Please output the entries below exactly as they are.
╭─ SUPPLIED MATERIAL
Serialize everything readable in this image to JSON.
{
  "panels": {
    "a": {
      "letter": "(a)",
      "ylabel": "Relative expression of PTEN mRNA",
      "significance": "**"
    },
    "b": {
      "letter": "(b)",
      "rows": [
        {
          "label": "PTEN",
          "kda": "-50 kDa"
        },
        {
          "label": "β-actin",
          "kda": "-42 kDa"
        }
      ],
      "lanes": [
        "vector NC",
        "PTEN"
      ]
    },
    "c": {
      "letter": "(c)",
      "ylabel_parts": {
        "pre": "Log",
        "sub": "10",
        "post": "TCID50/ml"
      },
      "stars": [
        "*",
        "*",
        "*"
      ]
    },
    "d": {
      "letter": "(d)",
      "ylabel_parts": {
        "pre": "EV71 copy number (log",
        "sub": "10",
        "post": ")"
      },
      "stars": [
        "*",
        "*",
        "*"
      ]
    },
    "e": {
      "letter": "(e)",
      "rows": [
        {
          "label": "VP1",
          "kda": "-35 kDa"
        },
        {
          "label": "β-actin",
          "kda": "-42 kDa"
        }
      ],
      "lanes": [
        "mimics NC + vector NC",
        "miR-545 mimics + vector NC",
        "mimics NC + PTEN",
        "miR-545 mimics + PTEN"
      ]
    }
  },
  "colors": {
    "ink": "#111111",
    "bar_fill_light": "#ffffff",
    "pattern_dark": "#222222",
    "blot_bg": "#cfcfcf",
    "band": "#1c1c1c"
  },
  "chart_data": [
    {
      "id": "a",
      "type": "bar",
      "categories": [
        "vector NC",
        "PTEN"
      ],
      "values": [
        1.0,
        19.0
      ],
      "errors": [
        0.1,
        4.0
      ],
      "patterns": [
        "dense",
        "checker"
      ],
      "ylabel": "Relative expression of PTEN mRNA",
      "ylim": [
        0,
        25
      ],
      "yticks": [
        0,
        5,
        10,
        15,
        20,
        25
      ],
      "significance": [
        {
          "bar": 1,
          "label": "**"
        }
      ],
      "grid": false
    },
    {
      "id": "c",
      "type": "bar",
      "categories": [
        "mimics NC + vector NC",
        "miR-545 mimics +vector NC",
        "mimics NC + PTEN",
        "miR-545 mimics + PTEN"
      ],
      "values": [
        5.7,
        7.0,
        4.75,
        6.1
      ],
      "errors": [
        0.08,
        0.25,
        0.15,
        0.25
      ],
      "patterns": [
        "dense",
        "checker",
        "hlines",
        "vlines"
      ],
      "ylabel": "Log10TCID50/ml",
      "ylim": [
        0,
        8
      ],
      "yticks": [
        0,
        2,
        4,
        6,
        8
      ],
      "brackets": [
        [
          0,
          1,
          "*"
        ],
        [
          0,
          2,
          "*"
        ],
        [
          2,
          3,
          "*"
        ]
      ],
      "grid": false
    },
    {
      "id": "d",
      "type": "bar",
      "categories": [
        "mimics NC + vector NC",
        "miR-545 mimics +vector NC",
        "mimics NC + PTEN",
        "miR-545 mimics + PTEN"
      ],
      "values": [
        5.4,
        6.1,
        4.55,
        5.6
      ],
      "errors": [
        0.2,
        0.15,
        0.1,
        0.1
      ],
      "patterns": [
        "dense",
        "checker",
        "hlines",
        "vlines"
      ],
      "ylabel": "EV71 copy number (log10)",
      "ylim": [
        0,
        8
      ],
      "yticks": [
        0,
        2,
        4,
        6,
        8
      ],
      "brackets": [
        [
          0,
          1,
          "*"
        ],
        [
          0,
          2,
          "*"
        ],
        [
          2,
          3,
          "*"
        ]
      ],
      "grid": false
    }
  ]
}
╰─
COMPLETED TASK:
Serialize everything readable in this image to JSON.
{
  "panels": {
    "a": {
      "letter": "(a)",
      "ylabel": "Relative expression of PTEN mRNA",
      "significance": "**"
    },
    "b": {
      "letter": "(b)",
      "rows": [
        {
          "label": "PTEN",
          "kda": "-50 kDa"
        },
        {
          "label": "β-actin",
          "kda": "-42 kDa"
        }
      ],
      "lanes": [
        "vector NC",
        "PTEN"
      ]
    },
    "c": {
      "letter": "(c)",
      "ylabel_parts": {
        "pre": "Log",
        "sub": "10",
        "post": "TCID50/ml"
      },
      "stars": [
        "*",
        "*",
        "*"
      ]
    },
    "d": {
      "letter": "(d)",
      "ylabel_parts": {
        "pre": "EV71 copy number (log",
        "sub": "10",
        "post": ")"
      },
      "stars": [
        "*",
        "*",
        "*"
      ]
    },
    "e": {
      "letter": "(e)",
      "rows": [
        {
          "label": "VP1",
          "kda": "-35 kDa"
        },
        {
          "label": "β-actin",
          "kda": "-42 kDa"
        }
      ],
      "lanes": [
        "mimics NC + vector NC",
        "miR-545 mimics + vector NC",
        "mimics NC + PTEN",
        "miR-545 mimics + PTEN"
      ]
    }
  },
  "colors": {
    "ink": "#111111",
    "bar_fill_light": "#ffffff",
    "pattern_dark": "#222222",
    "blot_bg": "#cfcfcf",
    "band": "#1c1c1c"
  },
  "chart_data": [
    {
      "id": "a",
      "type": "bar",
      "categories": [
        "vector NC",
        "PTEN"
      ],
      "values": [
        1.0,
        19.0
      ],
      "errors": [
        0.1,
        4.0
      ],
      "patterns": [
        "dense",
        "checker"
      ],
      "ylabel": "Relative expression of PTEN mRNA",
      "ylim": [
        0,
        25
      ],
      "yticks": [
        0,
        5,
        10,
        15,
        20,
        25
      ],
      "significance": [
        {
          "bar": 1,
          "label": "**"
        }
      ],
      "grid": false
    },
    {
      "id": "c",
      "type": "bar",
      "categories": [
        "mimics NC + vector NC",
        "miR-545 mimics +vector NC",
        "mimics NC + PTEN",
        "miR-545 mimics + PTEN"
      ],
      "values": [
        5.7,
        7.0,
        4.75,
        6.1
      ],
      "errors": [
        0.08,
        0.25,
        0.15,
        0.25
      ],
      "patterns": [
        "dense",
        "checker",
        "hlines",
        "vlines"
      ],
      "ylabel": "Log10TCID50/ml",
      "ylim": [
        0,
        8
      ],
      "yticks": [
        0,
        2,
        4,
        6,
        8
      ],
      "brackets": [
        [
          0,
          1,
          "*"
        ],
        [
          0,
          2,
          "*"
        ],
        [
          2,
          3,
          "*"
        ]
      ],
      "grid": false
    },
    {
      "id": "d",
      "type": "bar",
      "categories": [
        "mimics NC + vector NC",
        "miR-545 mimics +vector NC",
        "mimics NC + PTEN",
        "miR-545 mimics + PTEN"
      ],
      "values": [
        5.4,
        6.1,
        4.55,
        5.6
      ],
      "errors": [
        0.2,
        0.15,
        0.1,
        0.1
      ],
      "patterns": [
        "dense",
        "checker",
        "hlines",
        "vlines"
      ],
      "ylabel": "EV71 copy number (log10)",
      "ylim": [
        0,
        8
      ],
      "yticks": [
        0,
        2,
        4,
        6,
        8
      ],
      "brackets": [
        [
          0,
          1,
          "*"
        ],
        [
          0,
          2,
          "*"
        ],
        [
          2,
          3,
          "*"
        ]
      ],
      "grid": false
    }
  ]
}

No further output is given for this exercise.